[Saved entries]
※ ※ ※

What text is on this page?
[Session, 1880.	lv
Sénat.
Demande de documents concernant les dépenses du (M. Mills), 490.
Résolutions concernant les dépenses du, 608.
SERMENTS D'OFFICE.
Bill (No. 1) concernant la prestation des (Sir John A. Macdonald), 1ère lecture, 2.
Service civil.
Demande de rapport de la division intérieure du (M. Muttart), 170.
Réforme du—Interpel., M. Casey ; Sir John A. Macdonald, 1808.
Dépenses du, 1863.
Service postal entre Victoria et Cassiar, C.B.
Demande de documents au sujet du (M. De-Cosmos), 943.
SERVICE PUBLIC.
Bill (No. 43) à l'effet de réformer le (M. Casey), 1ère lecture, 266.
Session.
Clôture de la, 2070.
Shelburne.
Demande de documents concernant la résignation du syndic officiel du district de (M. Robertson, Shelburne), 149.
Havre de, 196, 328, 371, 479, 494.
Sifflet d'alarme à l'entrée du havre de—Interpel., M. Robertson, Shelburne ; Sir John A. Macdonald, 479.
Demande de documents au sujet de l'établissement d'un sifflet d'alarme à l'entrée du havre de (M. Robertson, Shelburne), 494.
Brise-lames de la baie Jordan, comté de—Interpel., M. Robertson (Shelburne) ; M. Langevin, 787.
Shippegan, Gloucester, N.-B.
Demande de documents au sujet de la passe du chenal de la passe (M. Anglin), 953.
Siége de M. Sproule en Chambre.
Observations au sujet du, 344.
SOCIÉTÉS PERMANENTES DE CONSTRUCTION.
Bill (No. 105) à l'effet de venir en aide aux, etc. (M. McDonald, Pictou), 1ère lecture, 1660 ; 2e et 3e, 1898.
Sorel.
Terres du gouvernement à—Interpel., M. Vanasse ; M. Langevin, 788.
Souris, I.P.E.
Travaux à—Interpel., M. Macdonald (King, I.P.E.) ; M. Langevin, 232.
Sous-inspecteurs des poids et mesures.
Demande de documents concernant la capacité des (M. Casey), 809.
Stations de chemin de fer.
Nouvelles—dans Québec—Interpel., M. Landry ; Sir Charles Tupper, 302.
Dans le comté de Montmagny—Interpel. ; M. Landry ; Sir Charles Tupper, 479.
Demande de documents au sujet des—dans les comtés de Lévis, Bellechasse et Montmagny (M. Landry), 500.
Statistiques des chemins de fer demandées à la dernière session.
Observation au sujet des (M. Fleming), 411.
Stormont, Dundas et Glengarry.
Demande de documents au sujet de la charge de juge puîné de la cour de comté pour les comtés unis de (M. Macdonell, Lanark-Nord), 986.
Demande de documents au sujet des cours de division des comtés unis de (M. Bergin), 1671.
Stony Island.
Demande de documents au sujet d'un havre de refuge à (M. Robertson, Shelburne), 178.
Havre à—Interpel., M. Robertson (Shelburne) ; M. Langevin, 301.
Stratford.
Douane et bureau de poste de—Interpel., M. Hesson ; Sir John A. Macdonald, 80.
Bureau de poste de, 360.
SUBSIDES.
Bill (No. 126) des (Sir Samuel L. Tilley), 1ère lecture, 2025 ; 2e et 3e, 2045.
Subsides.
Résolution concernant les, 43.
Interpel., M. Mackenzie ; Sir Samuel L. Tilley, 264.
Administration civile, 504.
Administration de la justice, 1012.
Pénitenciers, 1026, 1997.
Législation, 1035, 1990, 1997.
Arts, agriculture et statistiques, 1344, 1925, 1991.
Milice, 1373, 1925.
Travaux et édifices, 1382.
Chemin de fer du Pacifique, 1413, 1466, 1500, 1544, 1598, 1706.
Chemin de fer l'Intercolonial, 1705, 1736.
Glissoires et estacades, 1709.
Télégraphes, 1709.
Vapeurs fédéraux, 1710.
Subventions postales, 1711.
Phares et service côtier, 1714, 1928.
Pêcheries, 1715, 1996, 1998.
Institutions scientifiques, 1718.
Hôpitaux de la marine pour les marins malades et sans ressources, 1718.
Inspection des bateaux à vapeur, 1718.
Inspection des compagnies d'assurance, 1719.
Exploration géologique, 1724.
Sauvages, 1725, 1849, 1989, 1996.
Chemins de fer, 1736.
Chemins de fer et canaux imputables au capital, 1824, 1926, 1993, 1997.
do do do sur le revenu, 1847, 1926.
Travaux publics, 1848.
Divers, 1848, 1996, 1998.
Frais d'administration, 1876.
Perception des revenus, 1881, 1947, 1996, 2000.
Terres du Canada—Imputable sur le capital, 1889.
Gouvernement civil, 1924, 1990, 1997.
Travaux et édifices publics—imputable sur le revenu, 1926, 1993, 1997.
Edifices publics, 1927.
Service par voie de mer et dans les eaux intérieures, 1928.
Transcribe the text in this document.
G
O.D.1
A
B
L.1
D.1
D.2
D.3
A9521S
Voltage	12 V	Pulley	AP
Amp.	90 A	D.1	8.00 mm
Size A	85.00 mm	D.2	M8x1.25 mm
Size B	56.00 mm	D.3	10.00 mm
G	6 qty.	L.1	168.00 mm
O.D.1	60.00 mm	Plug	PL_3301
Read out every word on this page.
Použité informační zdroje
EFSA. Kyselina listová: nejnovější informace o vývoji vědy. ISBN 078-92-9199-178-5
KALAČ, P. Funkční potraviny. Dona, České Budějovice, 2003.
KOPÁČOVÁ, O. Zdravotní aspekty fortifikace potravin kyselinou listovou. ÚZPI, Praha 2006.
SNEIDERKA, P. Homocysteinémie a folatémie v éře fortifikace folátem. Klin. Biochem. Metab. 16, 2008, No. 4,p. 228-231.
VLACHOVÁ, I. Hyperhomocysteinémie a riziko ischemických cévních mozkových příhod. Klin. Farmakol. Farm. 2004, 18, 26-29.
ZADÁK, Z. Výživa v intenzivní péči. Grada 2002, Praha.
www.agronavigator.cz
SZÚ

※ ※ ※

Reproduce every record, matching each line exactly.

What text is on this page?
[Session, 1880.	lv
Sénat.
Demande de documents concernant les dépenses du (M. Mills), 490.
Résolutions concernant les dépenses du, 608.
SERMENTS D'OFFICE.
Bill (No. 1) concernant la prestation des (Sir John A. Macdonald), 1ère lecture, 2.
Service civil.
Demande de rapport de la division intérieure du (M. Muttart), 170.
Réforme du—Interpel., M. Casey ; Sir John A. Macdonald, 1808.
Dépenses du, 1863.
Service postal entre Victoria et Cassiar, C.B.
Demande de documents au sujet du (M. De-Cosmos), 943.
SERVICE PUBLIC.
Bill (No. 43) à l'effet de réformer le (M. Casey), 1ère lecture, 266.
Session.
Clôture de la, 2070.
Shelburne.
Demande de documents concernant la résignation du syndic officiel du district de (M. Robertson, Shelburne), 149.
Havre de, 196, 328, 371, 479, 494.
Sifflet d'alarme à l'entrée du havre de—Interpel., M. Robertson, Shelburne ; Sir John A. Macdonald, 479.
Demande de documents au sujet de l'établissement d'un sifflet d'alarme à l'entrée du havre de (M. Robertson, Shelburne), 494.
Brise-lames de la baie Jordan, comté de—Interpel., M. Robertson (Shelburne) ; M. Langevin, 787.
Shippegan, Gloucester, N.-B.
Demande de documents au sujet de la passe du chenal de la passe (M. Anglin), 953.
Siége de M. Sproule en Chambre.
Observations au sujet du, 344.
SOCIÉTÉS PERMANENTES DE CONSTRUCTION.
Bill (No. 105) à l'effet de venir en aide aux, etc. (M. McDonald, Pictou), 1ère lecture, 1660 ; 2e et 3e, 1898.
Sorel.
Terres du gouvernement à—Interpel., M. Vanasse ; M. Langevin, 788.
Souris, I.P.E.
Travaux à—Interpel., M. Macdonald (King, I.P.E.) ; M. Langevin, 232.
Sous-inspecteurs des poids et mesures.
Demande de documents concernant la capacité des (M. Casey), 809.
Stations de chemin de fer.
Nouvelles—dans Québec—Interpel., M. Landry ; Sir Charles Tupper, 302.
Dans le comté de Montmagny—Interpel. ; M. Landry ; Sir Charles Tupper, 479.
Demande de documents au sujet des—dans les comtés de Lévis, Bellechasse et Montmagny (M. Landry), 500.
Statistiques des chemins de fer demandées à la dernière session.
Observation au sujet des (M. Fleming), 411.
Stormont, Dundas et Glengarry.
Demande de documents au sujet de la charge de juge puîné de la cour de comté pour les comtés unis de (M. Macdonell, Lanark-Nord), 986.
Demande de documents au sujet des cours de division des comtés unis de (M. Bergin), 1671.
Stony Island.
Demande de documents au sujet d'un havre de refuge à (M. Robertson, Shelburne), 178.
Havre à—Interpel., M. Robertson (Shelburne) ; M. Langevin, 301.
Stratford.
Douane et bureau de poste de—Interpel., M. Hesson ; Sir John A. Macdonald, 80.
Bureau de poste de, 360.
SUBSIDES.
Bill (No. 126) des (Sir Samuel L. Tilley), 1ère lecture, 2025 ; 2e et 3e, 2045.
Subsides.
Résolution concernant les, 43.
Interpel., M. Mackenzie ; Sir Samuel L. Tilley, 264.
Administration civile, 504.
Administration de la justice, 1012.
Pénitenciers, 1026, 1997.
Législation, 1035, 1990, 1997.
Arts, agriculture et statistiques, 1344, 1925, 1991.
Milice, 1373, 1925.
Travaux et édifices, 1382.
Chemin de fer du Pacifique, 1413, 1466, 1500, 1544, 1598, 1706.
Chemin de fer l'Intercolonial, 1705, 1736.
Glissoires et estacades, 1709.
Télégraphes, 1709.
Vapeurs fédéraux, 1710.
Subventions postales, 1711.
Phares et service côtier, 1714, 1928.
Pêcheries, 1715, 1996, 1998.
Institutions scientifiques, 1718.
Hôpitaux de la marine pour les marins malades et sans ressources, 1718.
Inspection des bateaux à vapeur, 1718.
Inspection des compagnies d'assurance, 1719.
Exploration géologique, 1724.
Sauvages, 1725, 1849, 1989, 1996.
Chemins de fer, 1736.
Chemins de fer et canaux imputables au capital, 1824, 1926, 1993, 1997.
do do do sur le revenu, 1847, 1926.
Travaux publics, 1848.
Divers, 1848, 1996, 1998.
Frais d'administration, 1876.
Perception des revenus, 1881, 1947, 1996, 2000.
Terres du Canada—Imputable sur le capital, 1889.
Gouvernement civil, 1924, 1990, 1997.
Travaux et édifices publics—imputable sur le revenu, 1926, 1993, 1997.
Edifices publics, 1927.
Service par voie de mer et dans les eaux intérieures, 1928.
Transcribe the text in this document.
G
O.D.1
A
B
L.1
D.1
D.2
D.3
A9521S
Voltage	12 V	Pulley	AP
Amp.	90 A	D.1	8.00 mm
Size A	85.00 mm	D.2	M8x1.25 mm
Size B	56.00 mm	D.3	10.00 mm
G	6 qty.	L.1	168.00 mm
O.D.1	60.00 mm	Plug	PL_3301
Read out every word on this page.
Použité informační zdroje
EFSA. Kyselina listová: nejnovější informace o vývoji vědy. ISBN 078-92-9199-178-5
KALAČ, P. Funkční potraviny. Dona, České Budějovice, 2003.
KOPÁČOVÁ, O. Zdravotní aspekty fortifikace potravin kyselinou listovou. ÚZPI, Praha 2006.
SNEIDERKA, P. Homocysteinémie a folatémie v éře fortifikace folátem. Klin. Biochem. Metab. 16, 2008, No. 4,p. 228-231.
VLACHOVÁ, I. Hyperhomocysteinémie a riziko ischemických cévních mozkových příhod. Klin. Farmakol. Farm. 2004, 18, 26-29.
ZADÁK, Z. Výživa v intenzivní péči. Grada 2002, Praha.
www.agronavigator.cz
SZÚ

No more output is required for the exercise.